• [Task material]
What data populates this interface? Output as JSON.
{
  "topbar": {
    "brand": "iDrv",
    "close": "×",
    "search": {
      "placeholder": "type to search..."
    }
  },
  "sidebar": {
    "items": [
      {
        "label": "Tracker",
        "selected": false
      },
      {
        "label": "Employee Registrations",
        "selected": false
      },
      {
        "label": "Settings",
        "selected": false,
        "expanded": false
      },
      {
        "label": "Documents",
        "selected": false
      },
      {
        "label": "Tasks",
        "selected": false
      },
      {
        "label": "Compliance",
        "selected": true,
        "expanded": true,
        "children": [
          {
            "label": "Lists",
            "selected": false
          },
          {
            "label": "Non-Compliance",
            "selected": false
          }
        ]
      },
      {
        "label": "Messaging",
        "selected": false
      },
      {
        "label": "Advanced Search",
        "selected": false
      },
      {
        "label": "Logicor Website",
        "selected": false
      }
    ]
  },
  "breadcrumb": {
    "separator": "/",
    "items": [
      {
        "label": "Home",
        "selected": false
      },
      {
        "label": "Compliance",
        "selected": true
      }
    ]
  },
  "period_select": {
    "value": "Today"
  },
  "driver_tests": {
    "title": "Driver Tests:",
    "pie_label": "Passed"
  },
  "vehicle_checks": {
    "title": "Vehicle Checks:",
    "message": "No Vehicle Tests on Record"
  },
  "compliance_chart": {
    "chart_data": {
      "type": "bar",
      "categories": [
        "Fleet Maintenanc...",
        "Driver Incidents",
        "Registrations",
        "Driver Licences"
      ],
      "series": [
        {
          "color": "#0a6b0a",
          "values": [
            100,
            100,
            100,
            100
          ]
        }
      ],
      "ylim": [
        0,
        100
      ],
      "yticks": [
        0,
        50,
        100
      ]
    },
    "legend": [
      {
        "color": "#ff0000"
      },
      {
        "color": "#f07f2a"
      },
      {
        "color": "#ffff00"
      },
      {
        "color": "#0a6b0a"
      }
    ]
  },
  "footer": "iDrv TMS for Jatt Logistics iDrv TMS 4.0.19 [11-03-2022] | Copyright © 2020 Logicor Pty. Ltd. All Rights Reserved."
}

• [Exercise goal] The data above must be returned in full, exactly as written.

• [Written response]
What data populates this interface? Output as JSON.
{
  "topbar": {
    "brand": "iDrv",
    "close": "×",
    "search": {
      "placeholder": "type to search..."
    }
  },
  "sidebar": {
    "items": [
      {
        "label": "Tracker",
        "selected": false
      },
      {
        "label": "Employee Registrations",
        "selected": false
      },
      {
        "label": "Settings",
        "selected": false,
        "expanded": false
      },
      {
        "label": "Documents",
        "selected": false
      },
      {
        "label": "Tasks",
        "selected": false
      },
      {
        "label": "Compliance",
        "selected": true,
        "expanded": true,
        "children": [
          {
            "label": "Lists",
            "selected": false
          },
          {
            "label": "Non-Compliance",
            "selected": false
          }
        ]
      },
      {
        "label": "Messaging",
        "selected": false
      },
      {
        "label": "Advanced Search",
        "selected": false
      },
      {
        "label": "Logicor Website",
        "selected": false
      }
    ]
  },
  "breadcrumb": {
    "separator": "/",
    "items": [
      {
        "label": "Home",
        "selected": false
      },
      {
        "label": "Compliance",
        "selected": true
      }
    ]
  },
  "period_select": {
    "value": "Today"
  },
  "driver_tests": {
    "title": "Driver Tests:",
    "pie_label": "Passed"
  },
  "vehicle_checks": {
    "title": "Vehicle Checks:",
    "message": "No Vehicle Tests on Record"
  },
  "compliance_chart": {
    "chart_data": {
      "type": "bar",
      "categories": [
        "Fleet Maintenanc...",
        "Driver Incidents",
        "Registrations",
        "Driver Licences"
      ],
      "series": [
        {
          "color": "#0a6b0a",
          "values": [
            100,
            100,
            100,
            100
          ]
        }
      ],
      "ylim": [
        0,
        100
      ],
      "yticks": [
        0,
        50,
        100
      ]
    },
    "legend": [
      {
        "color": "#ff0000"
      },
      {
        "color": "#f07f2a"
      },
      {
        "color": "#ffff00"
      },
      {
        "color": "#0a6b0a"
      }
    ]
  },
  "footer": "iDrv TMS for Jatt Logistics iDrv TMS 4.0.19 [11-03-2022] | Copyright © 2020 Logicor Pty. Ltd. All Rights Reserved."
}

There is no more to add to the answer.